= REQUIREMENT =
The listing beneath should be written out in full, exactly as shown.

Stored entries:
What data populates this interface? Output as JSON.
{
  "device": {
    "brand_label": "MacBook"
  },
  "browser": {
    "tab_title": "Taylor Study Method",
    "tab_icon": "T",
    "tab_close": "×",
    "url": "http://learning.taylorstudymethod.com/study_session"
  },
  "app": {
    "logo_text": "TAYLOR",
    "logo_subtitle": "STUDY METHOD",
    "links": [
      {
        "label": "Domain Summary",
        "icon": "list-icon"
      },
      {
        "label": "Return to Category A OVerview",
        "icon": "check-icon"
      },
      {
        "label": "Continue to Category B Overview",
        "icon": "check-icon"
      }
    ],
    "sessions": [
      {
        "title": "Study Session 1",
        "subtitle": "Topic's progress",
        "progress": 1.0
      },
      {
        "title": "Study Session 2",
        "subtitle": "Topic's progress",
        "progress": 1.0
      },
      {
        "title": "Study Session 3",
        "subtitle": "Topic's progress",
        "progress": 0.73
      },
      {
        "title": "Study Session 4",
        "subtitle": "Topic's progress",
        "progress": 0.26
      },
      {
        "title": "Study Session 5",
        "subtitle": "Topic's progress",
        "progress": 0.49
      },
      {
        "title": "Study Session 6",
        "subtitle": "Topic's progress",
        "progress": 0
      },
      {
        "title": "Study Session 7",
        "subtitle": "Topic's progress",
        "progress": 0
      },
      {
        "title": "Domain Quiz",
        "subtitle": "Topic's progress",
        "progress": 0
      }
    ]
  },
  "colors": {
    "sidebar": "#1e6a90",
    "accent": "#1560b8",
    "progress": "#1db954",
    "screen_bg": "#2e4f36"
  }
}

= TASK OUTPUT =
What data populates this interface? Output as JSON.
{
  "device": {
    "brand_label": "MacBook"
  },
  "browser": {
    "tab_title": "Taylor Study Method",
    "tab_icon": "T",
    "tab_close": "×",
    "url": "http://learning.taylorstudymethod.com/study_session"
  },
  "app": {
    "logo_text": "TAYLOR",
    "logo_subtitle": "STUDY METHOD",
    "links": [
      {
        "label": "Domain Summary",
        "icon": "list-icon"
      },
      {
        "label": "Return to Category A OVerview",
        "icon": "check-icon"
      },
      {
        "label": "Continue to Category B Overview",
        "icon": "check-icon"
      }
    ],
    "sessions": [
      {
        "title": "Study Session 1",
        "subtitle": "Topic's progress",
        "progress": 1.0
      },
      {
        "title": "Study Session 2",
        "subtitle": "Topic's progress",
        "progress": 1.0
      },
      {
        "title": "Study Session 3",
        "subtitle": "Topic's progress",
        "progress": 0.73
      },
      {
        "title": "Study Session 4",
        "subtitle": "Topic's progress",
        "progress": 0.26
      },
      {
        "title": "Study Session 5",
        "subtitle": "Topic's progress",
        "progress": 0.49
      },
      {
        "title": "Study Session 6",
        "subtitle": "Topic's progress",
        "progress": 0
      },
      {
        "title": "Study Session 7",
        "subtitle": "Topic's progress",
        "progress": 0
      },
      {
        "title": "Domain Quiz",
        "subtitle": "Topic's progress",
        "progress": 0
      }
    ]
  },
  "colors": {
    "sidebar": "#1e6a90",
    "accent": "#1560b8",
    "progress": "#1db954",
    "screen_bg": "#2e4f36"
  }
}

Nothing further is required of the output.